* _To be done_
Tally the lines that hold the word "province" and reply with that figure only.

* _Supplied data_
════════
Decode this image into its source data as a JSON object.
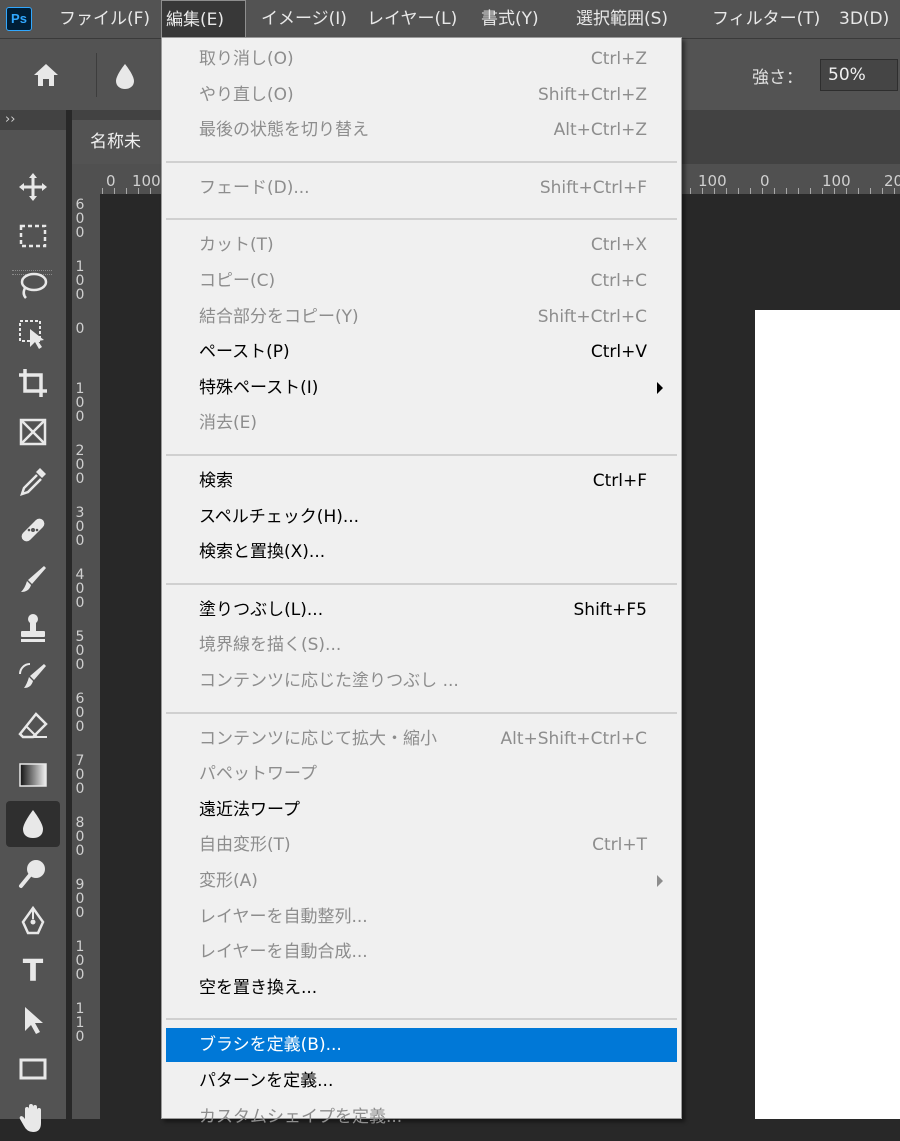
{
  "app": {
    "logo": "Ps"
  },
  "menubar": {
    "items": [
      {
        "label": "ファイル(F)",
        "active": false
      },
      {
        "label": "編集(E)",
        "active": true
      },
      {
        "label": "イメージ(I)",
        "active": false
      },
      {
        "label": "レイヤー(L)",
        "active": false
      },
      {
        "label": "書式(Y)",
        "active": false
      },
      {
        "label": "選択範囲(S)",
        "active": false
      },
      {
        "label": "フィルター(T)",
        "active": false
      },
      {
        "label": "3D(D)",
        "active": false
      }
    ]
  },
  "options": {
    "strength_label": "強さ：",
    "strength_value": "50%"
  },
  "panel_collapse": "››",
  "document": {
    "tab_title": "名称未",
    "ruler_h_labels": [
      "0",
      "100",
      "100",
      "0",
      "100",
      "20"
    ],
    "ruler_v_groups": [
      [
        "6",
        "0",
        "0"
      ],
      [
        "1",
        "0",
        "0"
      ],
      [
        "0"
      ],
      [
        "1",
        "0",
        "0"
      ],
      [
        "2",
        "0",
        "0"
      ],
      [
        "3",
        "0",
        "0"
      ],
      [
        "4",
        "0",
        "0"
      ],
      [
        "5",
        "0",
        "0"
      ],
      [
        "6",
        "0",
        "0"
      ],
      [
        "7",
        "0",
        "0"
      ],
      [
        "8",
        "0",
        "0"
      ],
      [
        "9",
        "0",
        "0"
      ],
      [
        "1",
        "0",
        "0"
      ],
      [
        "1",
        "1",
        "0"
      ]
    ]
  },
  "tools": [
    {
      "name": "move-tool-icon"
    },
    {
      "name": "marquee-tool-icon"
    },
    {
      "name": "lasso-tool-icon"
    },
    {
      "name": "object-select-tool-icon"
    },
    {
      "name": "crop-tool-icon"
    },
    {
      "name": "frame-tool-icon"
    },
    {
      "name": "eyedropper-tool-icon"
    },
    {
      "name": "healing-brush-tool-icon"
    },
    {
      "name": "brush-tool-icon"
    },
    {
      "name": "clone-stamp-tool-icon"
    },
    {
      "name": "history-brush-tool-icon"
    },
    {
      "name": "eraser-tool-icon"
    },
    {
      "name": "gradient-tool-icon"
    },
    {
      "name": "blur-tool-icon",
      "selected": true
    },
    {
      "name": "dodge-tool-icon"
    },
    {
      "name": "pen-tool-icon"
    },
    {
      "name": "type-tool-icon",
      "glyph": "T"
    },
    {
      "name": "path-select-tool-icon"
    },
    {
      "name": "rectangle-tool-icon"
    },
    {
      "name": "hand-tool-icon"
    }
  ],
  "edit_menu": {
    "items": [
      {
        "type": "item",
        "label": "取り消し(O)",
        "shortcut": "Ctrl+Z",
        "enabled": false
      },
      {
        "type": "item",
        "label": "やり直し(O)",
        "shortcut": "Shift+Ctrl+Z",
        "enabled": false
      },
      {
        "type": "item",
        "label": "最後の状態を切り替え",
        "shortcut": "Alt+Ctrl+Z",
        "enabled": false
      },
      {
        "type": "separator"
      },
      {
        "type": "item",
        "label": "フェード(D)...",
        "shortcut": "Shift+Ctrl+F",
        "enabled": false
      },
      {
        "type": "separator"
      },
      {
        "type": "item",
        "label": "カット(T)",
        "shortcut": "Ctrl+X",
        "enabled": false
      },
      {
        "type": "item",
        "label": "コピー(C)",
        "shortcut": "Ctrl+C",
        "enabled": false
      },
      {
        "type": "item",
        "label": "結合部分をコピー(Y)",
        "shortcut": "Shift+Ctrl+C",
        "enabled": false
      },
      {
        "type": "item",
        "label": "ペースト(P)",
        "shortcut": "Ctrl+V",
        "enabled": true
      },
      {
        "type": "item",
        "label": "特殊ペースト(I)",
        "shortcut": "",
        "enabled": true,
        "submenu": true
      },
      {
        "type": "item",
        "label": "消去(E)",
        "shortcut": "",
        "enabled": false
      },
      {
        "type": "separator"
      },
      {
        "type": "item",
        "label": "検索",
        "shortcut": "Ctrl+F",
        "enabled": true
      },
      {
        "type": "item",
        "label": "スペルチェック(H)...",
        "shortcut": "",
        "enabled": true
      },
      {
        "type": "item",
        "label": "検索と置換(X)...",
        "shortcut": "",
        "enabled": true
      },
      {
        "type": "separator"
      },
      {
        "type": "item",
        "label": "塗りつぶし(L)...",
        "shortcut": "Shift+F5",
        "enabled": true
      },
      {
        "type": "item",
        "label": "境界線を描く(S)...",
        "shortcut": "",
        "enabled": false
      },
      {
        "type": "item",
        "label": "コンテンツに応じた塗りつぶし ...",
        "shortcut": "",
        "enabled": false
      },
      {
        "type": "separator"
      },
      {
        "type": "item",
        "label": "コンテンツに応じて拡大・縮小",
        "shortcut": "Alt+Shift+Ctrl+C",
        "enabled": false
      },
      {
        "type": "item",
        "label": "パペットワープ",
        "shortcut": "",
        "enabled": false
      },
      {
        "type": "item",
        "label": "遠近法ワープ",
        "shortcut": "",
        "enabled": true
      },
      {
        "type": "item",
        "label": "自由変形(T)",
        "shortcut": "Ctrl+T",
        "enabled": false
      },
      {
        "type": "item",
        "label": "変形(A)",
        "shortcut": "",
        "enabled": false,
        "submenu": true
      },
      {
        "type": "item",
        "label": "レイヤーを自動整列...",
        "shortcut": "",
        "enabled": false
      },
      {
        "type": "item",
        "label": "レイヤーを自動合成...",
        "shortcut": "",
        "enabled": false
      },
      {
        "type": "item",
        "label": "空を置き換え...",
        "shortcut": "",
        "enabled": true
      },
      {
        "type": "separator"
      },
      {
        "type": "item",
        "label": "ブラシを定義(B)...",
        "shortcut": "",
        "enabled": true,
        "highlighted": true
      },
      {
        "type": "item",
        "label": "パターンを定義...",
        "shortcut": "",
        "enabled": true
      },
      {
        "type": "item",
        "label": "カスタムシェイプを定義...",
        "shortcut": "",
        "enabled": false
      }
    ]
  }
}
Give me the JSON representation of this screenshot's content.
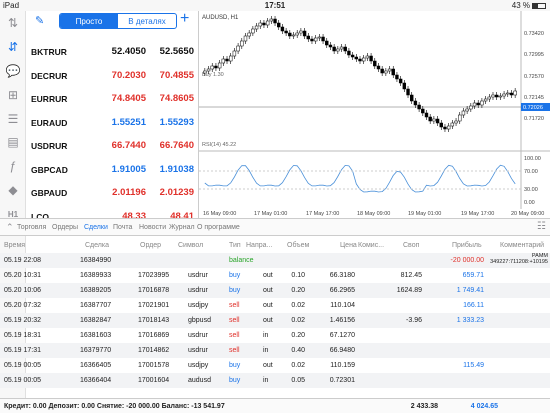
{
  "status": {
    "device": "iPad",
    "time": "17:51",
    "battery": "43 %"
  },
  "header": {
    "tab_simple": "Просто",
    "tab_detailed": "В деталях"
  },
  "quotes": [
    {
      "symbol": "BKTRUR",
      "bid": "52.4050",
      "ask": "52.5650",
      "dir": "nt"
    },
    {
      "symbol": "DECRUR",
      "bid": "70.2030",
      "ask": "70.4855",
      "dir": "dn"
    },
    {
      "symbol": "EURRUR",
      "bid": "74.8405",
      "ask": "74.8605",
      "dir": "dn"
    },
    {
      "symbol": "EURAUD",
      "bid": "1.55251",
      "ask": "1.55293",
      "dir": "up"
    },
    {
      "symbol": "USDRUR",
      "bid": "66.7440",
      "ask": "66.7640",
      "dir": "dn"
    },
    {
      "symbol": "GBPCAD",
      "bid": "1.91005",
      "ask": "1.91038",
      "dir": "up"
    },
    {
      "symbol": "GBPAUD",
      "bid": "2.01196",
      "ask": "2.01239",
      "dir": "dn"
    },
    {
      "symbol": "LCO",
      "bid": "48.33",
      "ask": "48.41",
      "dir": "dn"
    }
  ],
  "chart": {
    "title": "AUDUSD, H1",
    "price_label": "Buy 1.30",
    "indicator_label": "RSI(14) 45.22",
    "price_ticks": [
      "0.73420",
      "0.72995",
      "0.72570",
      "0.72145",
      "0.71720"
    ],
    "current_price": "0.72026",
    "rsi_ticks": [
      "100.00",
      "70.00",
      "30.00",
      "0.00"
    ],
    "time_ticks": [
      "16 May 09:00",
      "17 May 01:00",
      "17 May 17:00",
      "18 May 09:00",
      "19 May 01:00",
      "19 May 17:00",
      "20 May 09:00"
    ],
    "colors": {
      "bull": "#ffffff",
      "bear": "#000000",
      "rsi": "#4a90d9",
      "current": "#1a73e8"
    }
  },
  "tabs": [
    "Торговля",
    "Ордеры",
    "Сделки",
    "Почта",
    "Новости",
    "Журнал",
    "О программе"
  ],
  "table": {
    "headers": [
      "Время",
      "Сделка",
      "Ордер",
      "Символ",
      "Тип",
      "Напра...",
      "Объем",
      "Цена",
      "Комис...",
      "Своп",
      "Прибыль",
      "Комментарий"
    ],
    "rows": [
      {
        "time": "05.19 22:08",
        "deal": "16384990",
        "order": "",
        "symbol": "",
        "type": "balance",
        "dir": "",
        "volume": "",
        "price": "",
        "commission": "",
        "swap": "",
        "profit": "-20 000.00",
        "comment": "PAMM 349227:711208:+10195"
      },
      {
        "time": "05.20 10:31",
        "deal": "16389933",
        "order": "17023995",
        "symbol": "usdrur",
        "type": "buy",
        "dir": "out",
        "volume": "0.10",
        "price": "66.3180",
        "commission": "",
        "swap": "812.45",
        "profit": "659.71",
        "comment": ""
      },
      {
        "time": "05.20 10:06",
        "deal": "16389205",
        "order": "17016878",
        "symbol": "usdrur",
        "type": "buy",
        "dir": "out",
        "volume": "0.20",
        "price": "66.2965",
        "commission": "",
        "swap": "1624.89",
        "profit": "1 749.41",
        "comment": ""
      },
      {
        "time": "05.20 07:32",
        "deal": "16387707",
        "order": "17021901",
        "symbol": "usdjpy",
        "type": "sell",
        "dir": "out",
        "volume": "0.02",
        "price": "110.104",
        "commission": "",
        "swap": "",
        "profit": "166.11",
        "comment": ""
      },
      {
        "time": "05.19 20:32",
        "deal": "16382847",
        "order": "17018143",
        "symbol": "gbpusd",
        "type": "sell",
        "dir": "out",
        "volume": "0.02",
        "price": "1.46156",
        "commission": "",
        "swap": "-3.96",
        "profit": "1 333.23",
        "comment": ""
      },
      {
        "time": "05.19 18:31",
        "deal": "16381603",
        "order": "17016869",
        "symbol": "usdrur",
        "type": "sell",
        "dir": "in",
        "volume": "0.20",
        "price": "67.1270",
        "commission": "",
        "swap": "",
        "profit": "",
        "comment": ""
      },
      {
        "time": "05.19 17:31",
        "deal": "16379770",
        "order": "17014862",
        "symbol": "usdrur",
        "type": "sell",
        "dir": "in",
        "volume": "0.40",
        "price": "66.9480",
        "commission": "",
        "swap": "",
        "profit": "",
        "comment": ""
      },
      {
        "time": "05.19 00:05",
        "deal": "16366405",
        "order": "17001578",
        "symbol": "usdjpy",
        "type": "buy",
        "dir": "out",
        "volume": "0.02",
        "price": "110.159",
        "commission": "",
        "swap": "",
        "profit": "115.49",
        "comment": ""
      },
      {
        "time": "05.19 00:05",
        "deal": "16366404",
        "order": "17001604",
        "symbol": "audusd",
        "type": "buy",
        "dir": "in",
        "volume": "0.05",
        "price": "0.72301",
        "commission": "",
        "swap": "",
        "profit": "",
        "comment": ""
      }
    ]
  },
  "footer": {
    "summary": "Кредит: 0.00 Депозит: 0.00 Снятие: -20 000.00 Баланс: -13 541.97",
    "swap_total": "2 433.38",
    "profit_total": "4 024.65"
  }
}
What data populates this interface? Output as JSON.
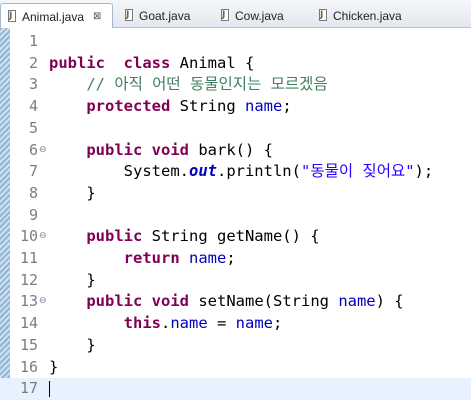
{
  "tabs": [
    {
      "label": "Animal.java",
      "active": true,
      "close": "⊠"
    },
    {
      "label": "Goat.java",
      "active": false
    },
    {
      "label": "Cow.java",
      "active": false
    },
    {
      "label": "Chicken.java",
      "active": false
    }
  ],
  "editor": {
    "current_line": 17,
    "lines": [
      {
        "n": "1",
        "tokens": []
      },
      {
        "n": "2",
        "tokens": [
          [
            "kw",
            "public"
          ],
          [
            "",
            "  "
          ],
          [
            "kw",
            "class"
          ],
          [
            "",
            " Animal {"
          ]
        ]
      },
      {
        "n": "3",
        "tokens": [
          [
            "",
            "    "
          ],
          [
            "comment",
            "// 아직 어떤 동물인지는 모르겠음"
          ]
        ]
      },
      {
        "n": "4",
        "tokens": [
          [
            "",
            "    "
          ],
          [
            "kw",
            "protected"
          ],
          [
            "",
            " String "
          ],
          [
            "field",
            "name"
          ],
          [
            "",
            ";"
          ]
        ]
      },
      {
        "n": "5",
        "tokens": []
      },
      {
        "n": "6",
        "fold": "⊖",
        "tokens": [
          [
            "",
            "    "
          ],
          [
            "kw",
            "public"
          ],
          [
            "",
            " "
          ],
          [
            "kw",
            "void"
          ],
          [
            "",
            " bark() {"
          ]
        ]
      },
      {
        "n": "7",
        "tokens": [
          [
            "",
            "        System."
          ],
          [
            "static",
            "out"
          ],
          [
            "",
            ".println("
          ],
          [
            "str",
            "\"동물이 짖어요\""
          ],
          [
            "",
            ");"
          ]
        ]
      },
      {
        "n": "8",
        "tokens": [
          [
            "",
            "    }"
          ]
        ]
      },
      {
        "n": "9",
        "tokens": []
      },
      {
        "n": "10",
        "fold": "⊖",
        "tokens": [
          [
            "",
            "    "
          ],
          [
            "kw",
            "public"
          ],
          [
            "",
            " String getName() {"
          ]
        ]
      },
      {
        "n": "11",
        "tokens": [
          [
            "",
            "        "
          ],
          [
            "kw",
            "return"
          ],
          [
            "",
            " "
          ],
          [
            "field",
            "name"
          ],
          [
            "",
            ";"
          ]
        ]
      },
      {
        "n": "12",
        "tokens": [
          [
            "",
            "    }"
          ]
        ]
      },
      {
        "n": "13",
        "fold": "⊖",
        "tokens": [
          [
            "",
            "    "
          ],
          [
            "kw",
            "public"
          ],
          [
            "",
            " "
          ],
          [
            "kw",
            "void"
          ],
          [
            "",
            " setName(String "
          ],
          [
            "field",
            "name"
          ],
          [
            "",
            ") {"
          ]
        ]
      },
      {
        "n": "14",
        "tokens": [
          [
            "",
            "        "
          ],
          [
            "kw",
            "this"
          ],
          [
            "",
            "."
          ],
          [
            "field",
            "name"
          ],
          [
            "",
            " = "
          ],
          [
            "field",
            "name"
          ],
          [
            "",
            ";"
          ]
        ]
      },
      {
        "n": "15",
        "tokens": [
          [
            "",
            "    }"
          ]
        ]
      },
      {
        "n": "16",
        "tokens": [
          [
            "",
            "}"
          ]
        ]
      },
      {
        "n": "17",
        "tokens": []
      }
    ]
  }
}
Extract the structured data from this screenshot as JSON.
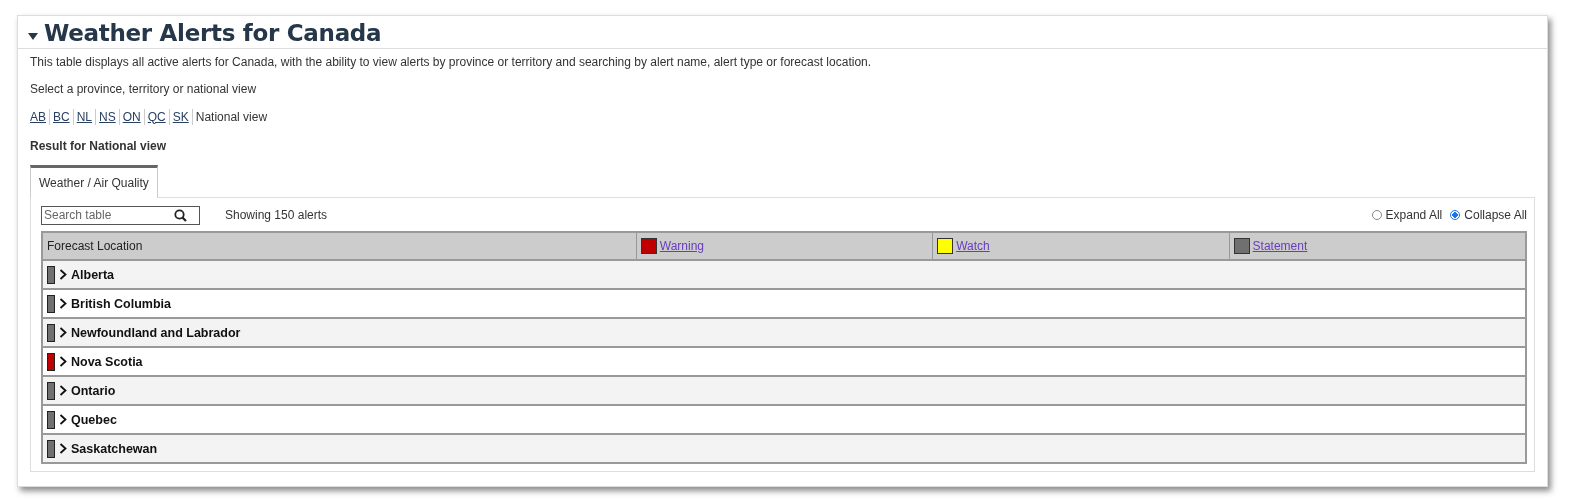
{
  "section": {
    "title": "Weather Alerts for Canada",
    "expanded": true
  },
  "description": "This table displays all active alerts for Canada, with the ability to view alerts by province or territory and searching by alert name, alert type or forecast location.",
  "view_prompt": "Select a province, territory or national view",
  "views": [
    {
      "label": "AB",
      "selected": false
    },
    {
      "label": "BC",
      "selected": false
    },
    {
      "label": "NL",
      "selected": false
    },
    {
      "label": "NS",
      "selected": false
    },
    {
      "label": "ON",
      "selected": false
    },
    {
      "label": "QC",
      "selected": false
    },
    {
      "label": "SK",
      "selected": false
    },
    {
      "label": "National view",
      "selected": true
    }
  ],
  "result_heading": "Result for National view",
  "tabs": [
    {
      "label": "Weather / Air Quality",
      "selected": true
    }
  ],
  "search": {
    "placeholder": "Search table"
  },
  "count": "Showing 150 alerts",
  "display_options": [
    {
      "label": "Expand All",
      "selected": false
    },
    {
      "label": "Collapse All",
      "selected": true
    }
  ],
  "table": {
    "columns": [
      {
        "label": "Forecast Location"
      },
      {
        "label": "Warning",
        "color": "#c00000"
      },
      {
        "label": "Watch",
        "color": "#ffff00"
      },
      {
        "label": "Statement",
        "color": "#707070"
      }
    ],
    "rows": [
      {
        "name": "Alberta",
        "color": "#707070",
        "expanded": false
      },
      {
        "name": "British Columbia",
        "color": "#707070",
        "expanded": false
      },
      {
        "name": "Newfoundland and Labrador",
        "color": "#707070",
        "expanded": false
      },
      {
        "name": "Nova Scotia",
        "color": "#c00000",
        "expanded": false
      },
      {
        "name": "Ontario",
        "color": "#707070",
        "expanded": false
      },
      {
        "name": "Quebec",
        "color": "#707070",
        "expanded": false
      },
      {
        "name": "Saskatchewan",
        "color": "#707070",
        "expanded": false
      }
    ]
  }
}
════════
* _Solution for this problem_
2